[Dataset items]
►

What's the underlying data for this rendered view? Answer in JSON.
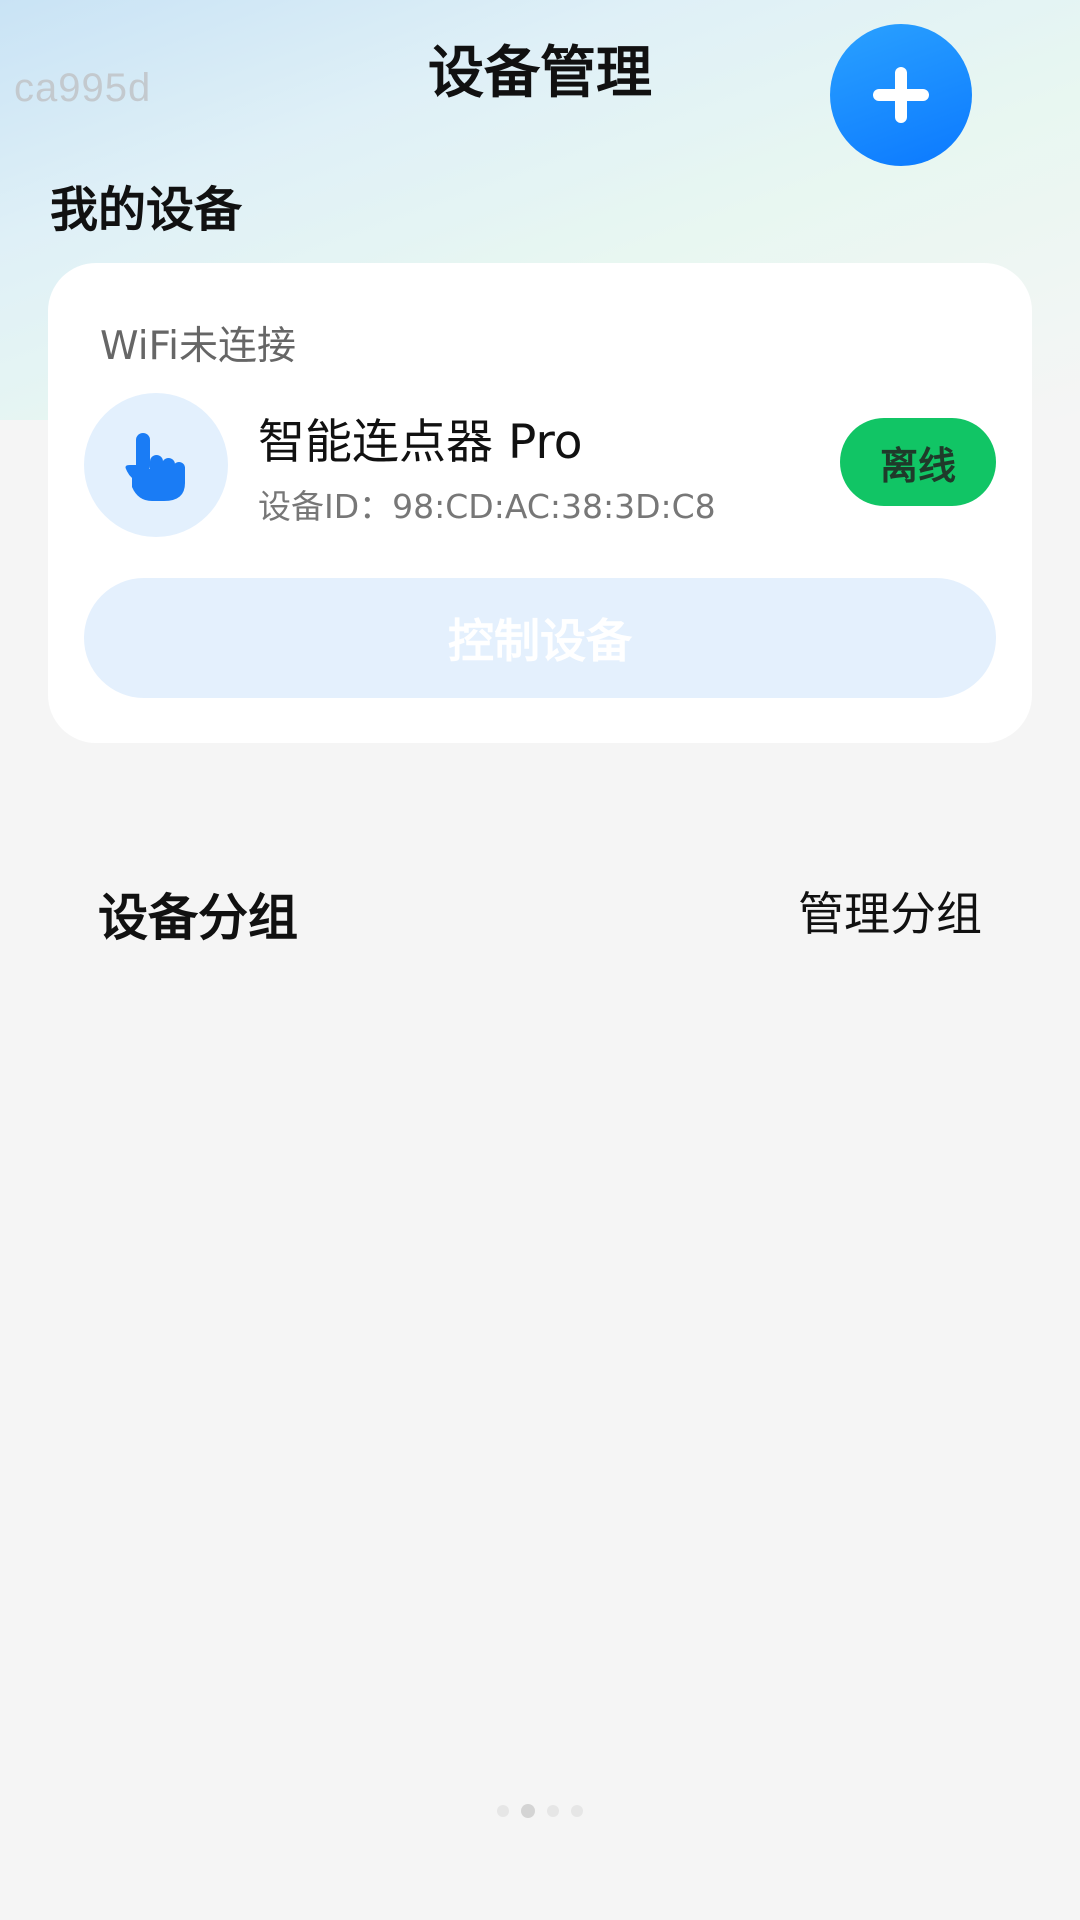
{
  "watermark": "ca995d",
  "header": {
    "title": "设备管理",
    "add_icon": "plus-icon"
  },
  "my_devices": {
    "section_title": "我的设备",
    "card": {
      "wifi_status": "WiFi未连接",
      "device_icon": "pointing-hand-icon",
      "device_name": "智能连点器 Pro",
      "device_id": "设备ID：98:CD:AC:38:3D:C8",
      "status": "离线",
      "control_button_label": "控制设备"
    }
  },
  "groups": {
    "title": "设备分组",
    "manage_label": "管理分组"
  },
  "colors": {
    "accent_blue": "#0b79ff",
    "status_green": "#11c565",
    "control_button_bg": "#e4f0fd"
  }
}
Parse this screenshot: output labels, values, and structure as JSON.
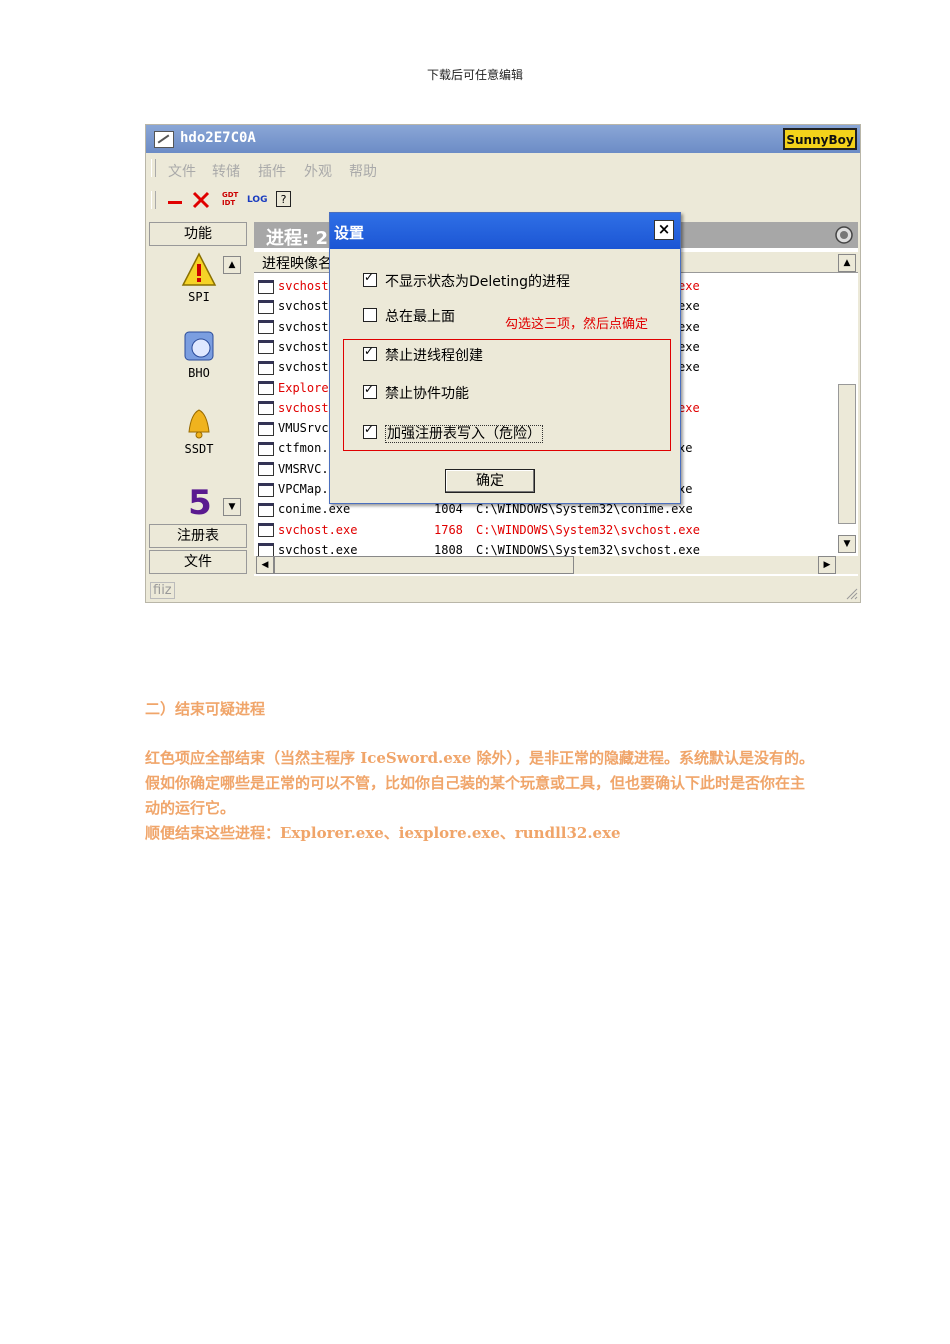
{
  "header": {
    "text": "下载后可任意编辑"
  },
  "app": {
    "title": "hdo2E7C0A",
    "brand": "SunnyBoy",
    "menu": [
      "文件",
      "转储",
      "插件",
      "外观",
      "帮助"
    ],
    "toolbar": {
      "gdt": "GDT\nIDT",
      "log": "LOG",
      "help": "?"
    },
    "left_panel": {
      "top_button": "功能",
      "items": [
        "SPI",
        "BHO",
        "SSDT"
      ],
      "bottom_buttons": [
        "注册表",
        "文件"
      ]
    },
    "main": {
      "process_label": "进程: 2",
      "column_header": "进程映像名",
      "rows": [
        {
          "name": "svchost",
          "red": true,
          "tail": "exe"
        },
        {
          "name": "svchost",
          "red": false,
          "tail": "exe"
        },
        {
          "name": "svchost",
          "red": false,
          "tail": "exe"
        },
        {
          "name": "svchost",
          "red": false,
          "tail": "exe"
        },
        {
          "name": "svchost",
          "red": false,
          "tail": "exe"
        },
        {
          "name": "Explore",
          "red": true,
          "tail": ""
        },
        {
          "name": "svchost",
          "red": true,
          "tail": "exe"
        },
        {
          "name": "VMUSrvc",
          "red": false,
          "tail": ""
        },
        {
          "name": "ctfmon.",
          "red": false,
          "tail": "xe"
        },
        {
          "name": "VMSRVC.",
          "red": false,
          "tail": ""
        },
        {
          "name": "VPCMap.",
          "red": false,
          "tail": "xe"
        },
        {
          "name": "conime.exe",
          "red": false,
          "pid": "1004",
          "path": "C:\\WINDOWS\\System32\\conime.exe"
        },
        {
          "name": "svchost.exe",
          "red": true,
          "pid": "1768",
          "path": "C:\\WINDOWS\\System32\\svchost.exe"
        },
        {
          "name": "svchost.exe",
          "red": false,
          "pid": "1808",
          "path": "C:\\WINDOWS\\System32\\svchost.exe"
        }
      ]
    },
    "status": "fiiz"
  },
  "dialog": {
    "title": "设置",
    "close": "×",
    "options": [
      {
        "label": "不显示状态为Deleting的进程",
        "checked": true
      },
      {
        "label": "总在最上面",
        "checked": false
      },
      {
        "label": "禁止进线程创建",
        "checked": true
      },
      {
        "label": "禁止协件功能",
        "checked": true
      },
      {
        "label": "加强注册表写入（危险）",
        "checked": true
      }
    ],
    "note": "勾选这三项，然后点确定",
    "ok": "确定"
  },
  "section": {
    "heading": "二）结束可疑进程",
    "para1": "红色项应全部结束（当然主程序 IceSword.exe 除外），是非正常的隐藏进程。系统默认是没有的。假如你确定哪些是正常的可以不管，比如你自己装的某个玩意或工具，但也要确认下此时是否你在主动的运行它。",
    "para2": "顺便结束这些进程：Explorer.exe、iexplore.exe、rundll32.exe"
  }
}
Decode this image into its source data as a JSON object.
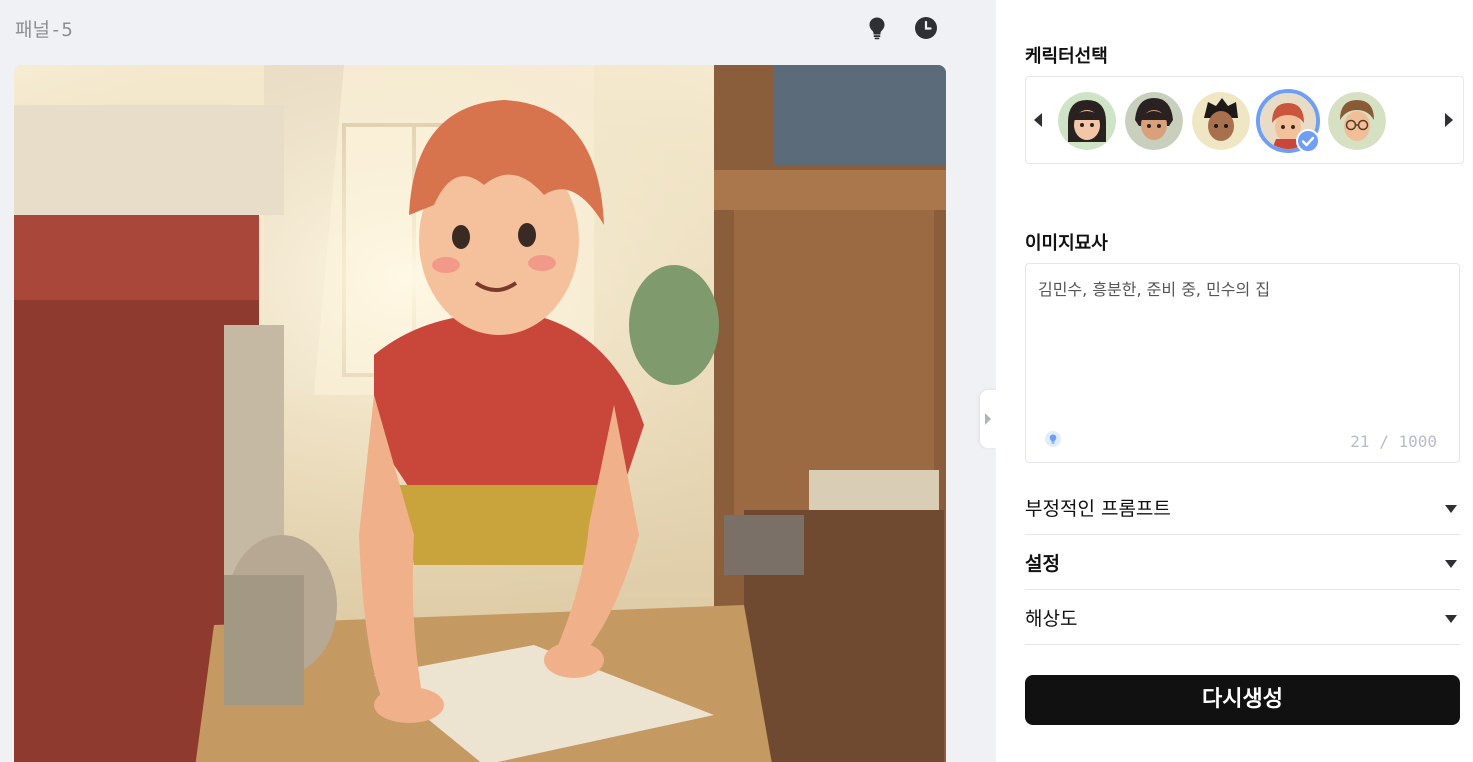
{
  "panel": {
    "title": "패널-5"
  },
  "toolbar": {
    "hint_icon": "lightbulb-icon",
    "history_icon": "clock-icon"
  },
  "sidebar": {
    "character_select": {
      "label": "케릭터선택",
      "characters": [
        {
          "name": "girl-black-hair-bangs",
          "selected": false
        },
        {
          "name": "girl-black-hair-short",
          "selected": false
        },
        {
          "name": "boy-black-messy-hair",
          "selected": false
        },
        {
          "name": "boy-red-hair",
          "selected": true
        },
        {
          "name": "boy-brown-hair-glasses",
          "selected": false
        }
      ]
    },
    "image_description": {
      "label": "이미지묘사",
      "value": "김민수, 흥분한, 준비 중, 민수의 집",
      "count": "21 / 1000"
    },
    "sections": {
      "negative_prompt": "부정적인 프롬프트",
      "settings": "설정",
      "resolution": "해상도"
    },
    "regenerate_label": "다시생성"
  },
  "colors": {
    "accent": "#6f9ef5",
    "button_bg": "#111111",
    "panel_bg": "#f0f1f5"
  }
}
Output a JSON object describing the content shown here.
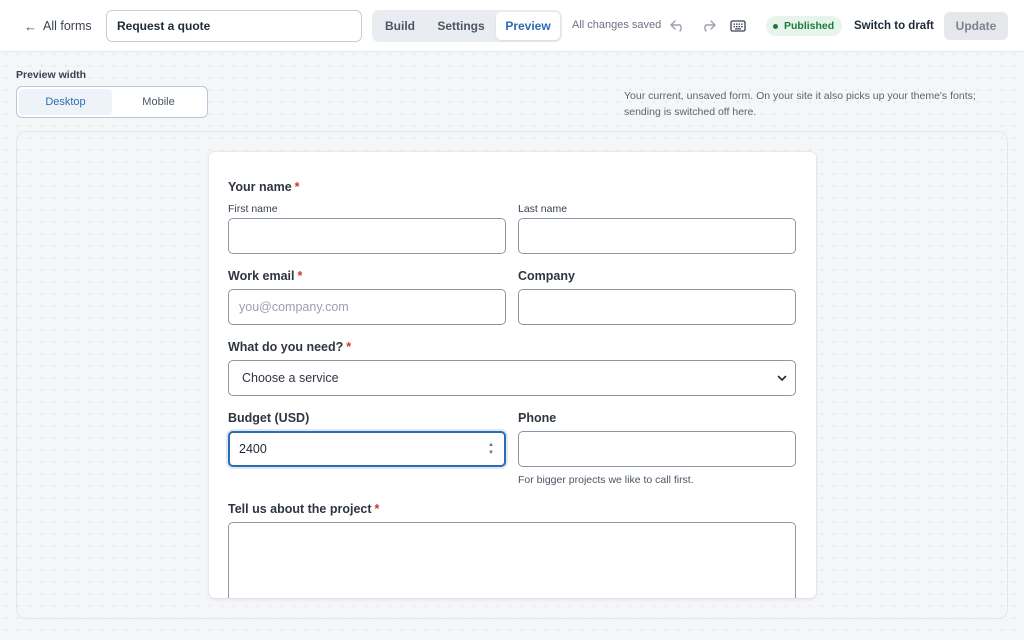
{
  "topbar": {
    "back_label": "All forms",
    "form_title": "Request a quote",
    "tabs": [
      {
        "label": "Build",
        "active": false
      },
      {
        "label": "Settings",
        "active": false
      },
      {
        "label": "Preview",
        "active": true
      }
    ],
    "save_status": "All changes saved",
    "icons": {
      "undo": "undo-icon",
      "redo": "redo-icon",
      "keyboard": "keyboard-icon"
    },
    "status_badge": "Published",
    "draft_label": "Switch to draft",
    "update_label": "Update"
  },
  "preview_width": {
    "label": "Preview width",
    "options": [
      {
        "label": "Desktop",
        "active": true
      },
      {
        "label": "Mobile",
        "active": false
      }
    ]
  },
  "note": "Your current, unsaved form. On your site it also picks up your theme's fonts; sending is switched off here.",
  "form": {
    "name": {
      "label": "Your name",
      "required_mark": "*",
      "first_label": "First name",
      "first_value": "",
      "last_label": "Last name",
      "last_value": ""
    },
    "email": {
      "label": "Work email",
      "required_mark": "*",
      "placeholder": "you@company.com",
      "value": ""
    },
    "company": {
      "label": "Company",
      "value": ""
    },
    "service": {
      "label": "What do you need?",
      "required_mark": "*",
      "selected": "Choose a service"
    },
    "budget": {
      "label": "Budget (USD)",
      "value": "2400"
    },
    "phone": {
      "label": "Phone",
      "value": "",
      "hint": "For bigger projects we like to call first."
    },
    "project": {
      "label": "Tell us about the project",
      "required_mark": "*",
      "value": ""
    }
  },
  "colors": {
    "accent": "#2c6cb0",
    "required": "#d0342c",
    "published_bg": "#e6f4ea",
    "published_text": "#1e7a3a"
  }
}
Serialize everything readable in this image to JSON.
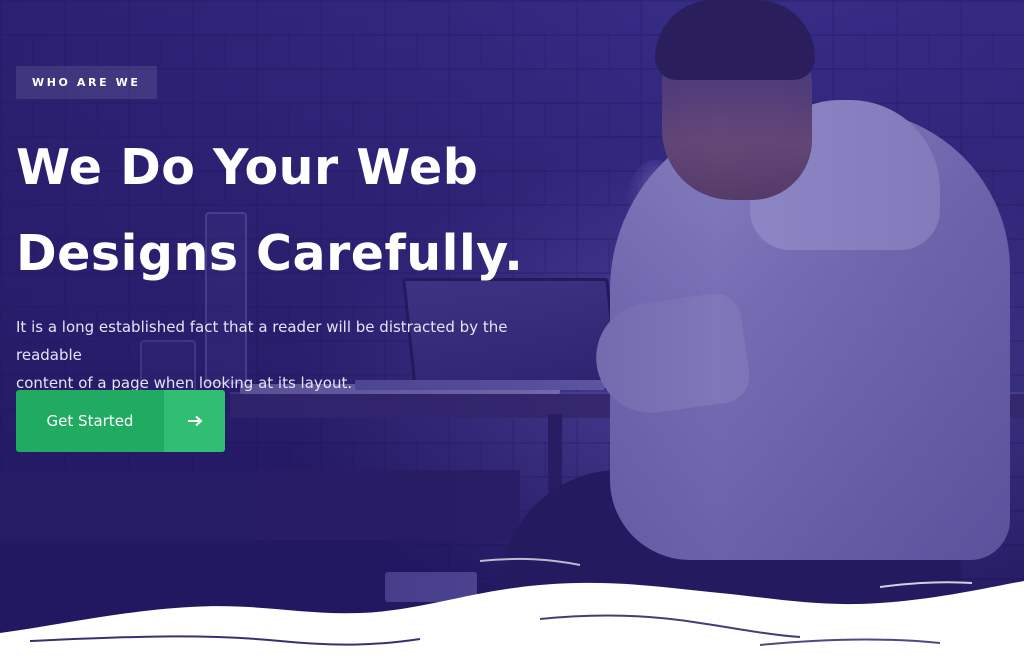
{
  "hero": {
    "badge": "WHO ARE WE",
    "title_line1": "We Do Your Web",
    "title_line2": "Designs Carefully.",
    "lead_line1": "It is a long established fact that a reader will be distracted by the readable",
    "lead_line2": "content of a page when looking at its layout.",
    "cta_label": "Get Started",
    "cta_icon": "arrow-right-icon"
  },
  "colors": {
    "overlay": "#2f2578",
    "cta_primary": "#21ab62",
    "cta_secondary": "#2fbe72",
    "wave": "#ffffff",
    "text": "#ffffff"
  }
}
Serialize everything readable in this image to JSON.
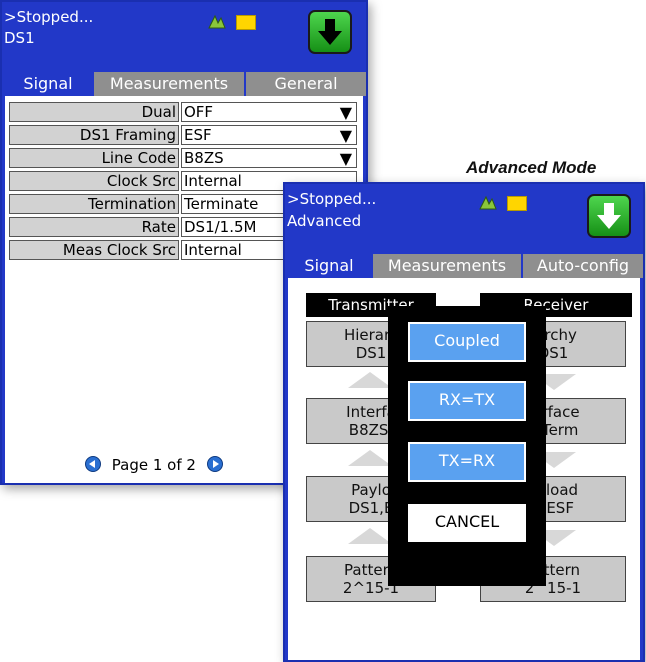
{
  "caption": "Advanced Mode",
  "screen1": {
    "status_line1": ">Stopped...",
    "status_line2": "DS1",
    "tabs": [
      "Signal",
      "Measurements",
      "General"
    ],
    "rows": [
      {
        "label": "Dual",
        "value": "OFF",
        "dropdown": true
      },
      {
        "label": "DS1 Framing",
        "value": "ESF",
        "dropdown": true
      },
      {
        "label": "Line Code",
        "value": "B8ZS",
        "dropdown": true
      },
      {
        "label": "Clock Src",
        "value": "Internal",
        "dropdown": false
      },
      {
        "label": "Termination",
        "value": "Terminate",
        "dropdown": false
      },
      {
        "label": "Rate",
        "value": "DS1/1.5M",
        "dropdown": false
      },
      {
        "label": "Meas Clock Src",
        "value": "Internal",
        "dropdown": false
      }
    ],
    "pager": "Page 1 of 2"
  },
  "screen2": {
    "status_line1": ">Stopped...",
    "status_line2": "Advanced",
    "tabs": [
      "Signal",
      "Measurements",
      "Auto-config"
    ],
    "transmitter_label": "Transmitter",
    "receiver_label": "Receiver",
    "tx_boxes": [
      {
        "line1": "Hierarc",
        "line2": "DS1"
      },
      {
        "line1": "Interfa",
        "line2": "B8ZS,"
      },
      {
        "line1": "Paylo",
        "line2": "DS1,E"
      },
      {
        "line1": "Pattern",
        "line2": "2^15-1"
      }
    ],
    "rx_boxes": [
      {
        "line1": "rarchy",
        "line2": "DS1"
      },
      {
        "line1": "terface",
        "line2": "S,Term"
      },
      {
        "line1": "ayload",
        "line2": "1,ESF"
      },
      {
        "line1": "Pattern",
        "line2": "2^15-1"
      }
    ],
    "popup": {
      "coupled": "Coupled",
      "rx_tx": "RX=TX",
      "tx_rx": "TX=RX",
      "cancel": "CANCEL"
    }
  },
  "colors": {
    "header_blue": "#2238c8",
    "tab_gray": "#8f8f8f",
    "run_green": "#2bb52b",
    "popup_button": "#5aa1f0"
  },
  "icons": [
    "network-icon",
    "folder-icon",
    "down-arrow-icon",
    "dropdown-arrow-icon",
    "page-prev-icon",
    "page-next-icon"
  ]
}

◄

▸ **Written problem**:
Count the lines in the records above that contain the word "What", and give only the number.

▸ **Exercise result**:
2